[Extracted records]
┌──
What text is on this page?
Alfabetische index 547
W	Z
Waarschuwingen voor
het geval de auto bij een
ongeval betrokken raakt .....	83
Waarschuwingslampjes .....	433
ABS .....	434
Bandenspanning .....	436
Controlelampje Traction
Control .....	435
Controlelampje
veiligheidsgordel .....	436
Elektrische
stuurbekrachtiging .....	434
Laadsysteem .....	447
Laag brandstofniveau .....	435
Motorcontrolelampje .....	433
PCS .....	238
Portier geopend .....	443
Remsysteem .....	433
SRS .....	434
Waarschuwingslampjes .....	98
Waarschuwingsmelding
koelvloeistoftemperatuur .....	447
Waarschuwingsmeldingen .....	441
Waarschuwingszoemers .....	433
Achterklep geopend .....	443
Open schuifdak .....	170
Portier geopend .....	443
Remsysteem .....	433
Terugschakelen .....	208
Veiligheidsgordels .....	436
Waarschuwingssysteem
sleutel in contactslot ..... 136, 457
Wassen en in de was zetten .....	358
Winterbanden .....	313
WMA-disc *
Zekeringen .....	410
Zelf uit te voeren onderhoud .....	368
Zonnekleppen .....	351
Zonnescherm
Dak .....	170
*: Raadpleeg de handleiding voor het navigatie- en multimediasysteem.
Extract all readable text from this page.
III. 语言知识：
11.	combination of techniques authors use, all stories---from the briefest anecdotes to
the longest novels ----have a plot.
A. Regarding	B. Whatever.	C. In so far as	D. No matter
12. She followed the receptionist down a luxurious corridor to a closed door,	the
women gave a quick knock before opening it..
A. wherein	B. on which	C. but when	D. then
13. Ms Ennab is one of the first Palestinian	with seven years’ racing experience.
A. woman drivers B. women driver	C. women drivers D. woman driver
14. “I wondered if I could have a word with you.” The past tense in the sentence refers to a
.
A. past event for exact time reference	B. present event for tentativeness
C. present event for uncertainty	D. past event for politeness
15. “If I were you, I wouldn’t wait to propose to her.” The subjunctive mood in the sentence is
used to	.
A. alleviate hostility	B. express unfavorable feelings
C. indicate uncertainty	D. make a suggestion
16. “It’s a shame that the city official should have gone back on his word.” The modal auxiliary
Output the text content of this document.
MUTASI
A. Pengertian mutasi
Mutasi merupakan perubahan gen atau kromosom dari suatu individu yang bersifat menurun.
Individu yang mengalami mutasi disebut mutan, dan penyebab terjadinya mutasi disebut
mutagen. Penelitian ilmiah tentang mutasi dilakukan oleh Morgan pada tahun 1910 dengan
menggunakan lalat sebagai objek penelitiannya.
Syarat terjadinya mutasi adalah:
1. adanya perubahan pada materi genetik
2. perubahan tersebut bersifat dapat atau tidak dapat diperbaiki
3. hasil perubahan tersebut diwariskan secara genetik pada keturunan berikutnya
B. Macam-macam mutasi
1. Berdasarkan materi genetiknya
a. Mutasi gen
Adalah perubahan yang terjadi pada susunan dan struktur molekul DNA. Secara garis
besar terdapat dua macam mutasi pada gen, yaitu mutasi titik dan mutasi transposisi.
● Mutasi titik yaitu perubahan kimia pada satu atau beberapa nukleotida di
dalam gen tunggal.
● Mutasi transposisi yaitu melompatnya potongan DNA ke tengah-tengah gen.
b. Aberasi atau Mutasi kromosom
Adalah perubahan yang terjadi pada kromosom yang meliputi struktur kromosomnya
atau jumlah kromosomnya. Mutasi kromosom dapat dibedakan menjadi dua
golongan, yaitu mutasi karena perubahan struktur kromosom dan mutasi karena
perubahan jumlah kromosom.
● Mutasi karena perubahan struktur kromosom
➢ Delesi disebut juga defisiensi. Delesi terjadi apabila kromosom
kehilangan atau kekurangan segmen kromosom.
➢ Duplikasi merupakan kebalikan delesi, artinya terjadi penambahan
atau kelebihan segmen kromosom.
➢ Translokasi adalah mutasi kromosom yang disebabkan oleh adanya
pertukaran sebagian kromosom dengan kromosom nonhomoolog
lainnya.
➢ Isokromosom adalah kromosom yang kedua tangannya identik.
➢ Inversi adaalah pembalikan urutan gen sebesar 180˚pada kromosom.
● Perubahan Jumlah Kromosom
└──
Goal:
Give back each line above precisely as it stands.

Correct answer:
What text is on this page?
Alfabetische index 547
W	Z
Waarschuwingen voor
het geval de auto bij een
ongeval betrokken raakt .....	83
Waarschuwingslampjes .....	433
ABS .....	434
Bandenspanning .....	436
Controlelampje Traction
Control .....	435
Controlelampje
veiligheidsgordel .....	436
Elektrische
stuurbekrachtiging .....	434
Laadsysteem .....	447
Laag brandstofniveau .....	435
Motorcontrolelampje .....	433
PCS .....	238
Portier geopend .....	443
Remsysteem .....	433
SRS .....	434
Waarschuwingslampjes .....	98
Waarschuwingsmelding
koelvloeistoftemperatuur .....	447
Waarschuwingsmeldingen .....	441
Waarschuwingszoemers .....	433
Achterklep geopend .....	443
Open schuifdak .....	170
Portier geopend .....	443
Remsysteem .....	433
Terugschakelen .....	208
Veiligheidsgordels .....	436
Waarschuwingssysteem
sleutel in contactslot ..... 136, 457
Wassen en in de was zetten .....	358
Winterbanden .....	313
WMA-disc *
Zekeringen .....	410
Zelf uit te voeren onderhoud .....	368
Zonnekleppen .....	351
Zonnescherm
Dak .....	170
*: Raadpleeg de handleiding voor het navigatie- en multimediasysteem.
Extract all readable text from this page.
III. 语言知识：
11.	combination of techniques authors use, all stories---from the briefest anecdotes to
the longest novels ----have a plot.
A. Regarding	B. Whatever.	C. In so far as	D. No matter
12. She followed the receptionist down a luxurious corridor to a closed door,	the
women gave a quick knock before opening it..
A. wherein	B. on which	C. but when	D. then
13. Ms Ennab is one of the first Palestinian	with seven years’ racing experience.
A. woman drivers B. women driver	C. women drivers D. woman driver
14. “I wondered if I could have a word with you.” The past tense in the sentence refers to a
.
A. past event for exact time reference	B. present event for tentativeness
C. present event for uncertainty	D. past event for politeness
15. “If I were you, I wouldn’t wait to propose to her.” The subjunctive mood in the sentence is
used to	.
A. alleviate hostility	B. express unfavorable feelings
C. indicate uncertainty	D. make a suggestion
16. “It’s a shame that the city official should have gone back on his word.” The modal auxiliary
Output the text content of this document.
MUTASI
A. Pengertian mutasi
Mutasi merupakan perubahan gen atau kromosom dari suatu individu yang bersifat menurun.
Individu yang mengalami mutasi disebut mutan, dan penyebab terjadinya mutasi disebut
mutagen. Penelitian ilmiah tentang mutasi dilakukan oleh Morgan pada tahun 1910 dengan
menggunakan lalat sebagai objek penelitiannya.
Syarat terjadinya mutasi adalah:
1. adanya perubahan pada materi genetik
2. perubahan tersebut bersifat dapat atau tidak dapat diperbaiki
3. hasil perubahan tersebut diwariskan secara genetik pada keturunan berikutnya
B. Macam-macam mutasi
1. Berdasarkan materi genetiknya
a. Mutasi gen
Adalah perubahan yang terjadi pada susunan dan struktur molekul DNA. Secara garis
besar terdapat dua macam mutasi pada gen, yaitu mutasi titik dan mutasi transposisi.
● Mutasi titik yaitu perubahan kimia pada satu atau beberapa nukleotida di
dalam gen tunggal.
● Mutasi transposisi yaitu melompatnya potongan DNA ke tengah-tengah gen.
b. Aberasi atau Mutasi kromosom
Adalah perubahan yang terjadi pada kromosom yang meliputi struktur kromosomnya
atau jumlah kromosomnya. Mutasi kromosom dapat dibedakan menjadi dua
golongan, yaitu mutasi karena perubahan struktur kromosom dan mutasi karena
perubahan jumlah kromosom.
● Mutasi karena perubahan struktur kromosom
➢ Delesi disebut juga defisiensi. Delesi terjadi apabila kromosom
kehilangan atau kekurangan segmen kromosom.
➢ Duplikasi merupakan kebalikan delesi, artinya terjadi penambahan
atau kelebihan segmen kromosom.
➢ Translokasi adalah mutasi kromosom yang disebabkan oleh adanya
pertukaran sebagian kromosom dengan kromosom nonhomoolog
lainnya.
➢ Isokromosom adalah kromosom yang kedua tangannya identik.
➢ Inversi adaalah pembalikan urutan gen sebesar 180˚pada kromosom.
● Perubahan Jumlah Kromosom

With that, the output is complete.